RECORDED INFORMATION:

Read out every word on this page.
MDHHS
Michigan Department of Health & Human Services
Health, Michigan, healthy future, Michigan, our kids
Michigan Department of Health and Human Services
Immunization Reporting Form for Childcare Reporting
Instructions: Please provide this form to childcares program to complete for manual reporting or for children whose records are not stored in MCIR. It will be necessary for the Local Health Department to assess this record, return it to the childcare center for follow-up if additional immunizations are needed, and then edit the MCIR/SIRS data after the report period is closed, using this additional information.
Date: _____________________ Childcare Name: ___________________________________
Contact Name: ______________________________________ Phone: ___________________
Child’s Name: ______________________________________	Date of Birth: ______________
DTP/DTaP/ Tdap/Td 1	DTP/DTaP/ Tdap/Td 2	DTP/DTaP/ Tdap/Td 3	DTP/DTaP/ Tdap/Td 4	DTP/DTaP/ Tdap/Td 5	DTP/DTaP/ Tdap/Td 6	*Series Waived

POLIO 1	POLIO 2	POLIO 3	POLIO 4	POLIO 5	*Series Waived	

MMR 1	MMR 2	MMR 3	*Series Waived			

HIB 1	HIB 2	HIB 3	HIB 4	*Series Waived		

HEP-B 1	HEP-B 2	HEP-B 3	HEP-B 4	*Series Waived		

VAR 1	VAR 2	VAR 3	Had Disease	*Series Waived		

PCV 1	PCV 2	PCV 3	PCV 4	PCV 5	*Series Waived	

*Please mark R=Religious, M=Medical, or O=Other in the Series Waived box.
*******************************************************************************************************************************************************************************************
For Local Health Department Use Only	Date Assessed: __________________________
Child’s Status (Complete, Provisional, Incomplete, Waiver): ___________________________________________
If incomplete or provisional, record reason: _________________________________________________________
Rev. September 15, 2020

WORK TO COMPLETE:
Print all of the entries exactly as they appear.

CORRECT OUTPUT:
Read out every word on this page.
MDHHS
Michigan Department of Health & Human Services
Health, Michigan, healthy future, Michigan, our kids
Michigan Department of Health and Human Services
Immunization Reporting Form for Childcare Reporting
Instructions: Please provide this form to childcares program to complete for manual reporting or for children whose records are not stored in MCIR. It will be necessary for the Local Health Department to assess this record, return it to the childcare center for follow-up if additional immunizations are needed, and then edit the MCIR/SIRS data after the report period is closed, using this additional information.
Date: _____________________ Childcare Name: ___________________________________
Contact Name: ______________________________________ Phone: ___________________
Child’s Name: ______________________________________	Date of Birth: ______________
DTP/DTaP/ Tdap/Td 1	DTP/DTaP/ Tdap/Td 2	DTP/DTaP/ Tdap/Td 3	DTP/DTaP/ Tdap/Td 4	DTP/DTaP/ Tdap/Td 5	DTP/DTaP/ Tdap/Td 6	*Series Waived

POLIO 1	POLIO 2	POLIO 3	POLIO 4	POLIO 5	*Series Waived	

MMR 1	MMR 2	MMR 3	*Series Waived			

HIB 1	HIB 2	HIB 3	HIB 4	*Series Waived		

HEP-B 1	HEP-B 2	HEP-B 3	HEP-B 4	*Series Waived		

VAR 1	VAR 2	VAR 3	Had Disease	*Series Waived		

PCV 1	PCV 2	PCV 3	PCV 4	PCV 5	*Series Waived	

*Please mark R=Religious, M=Medical, or O=Other in the Series Waived box.
*******************************************************************************************************************************************************************************************
For Local Health Department Use Only	Date Assessed: __________________________
Child’s Status (Complete, Provisional, Incomplete, Waiver): ___________________________________________
If incomplete or provisional, record reason: _________________________________________________________
Rev. September 15, 2020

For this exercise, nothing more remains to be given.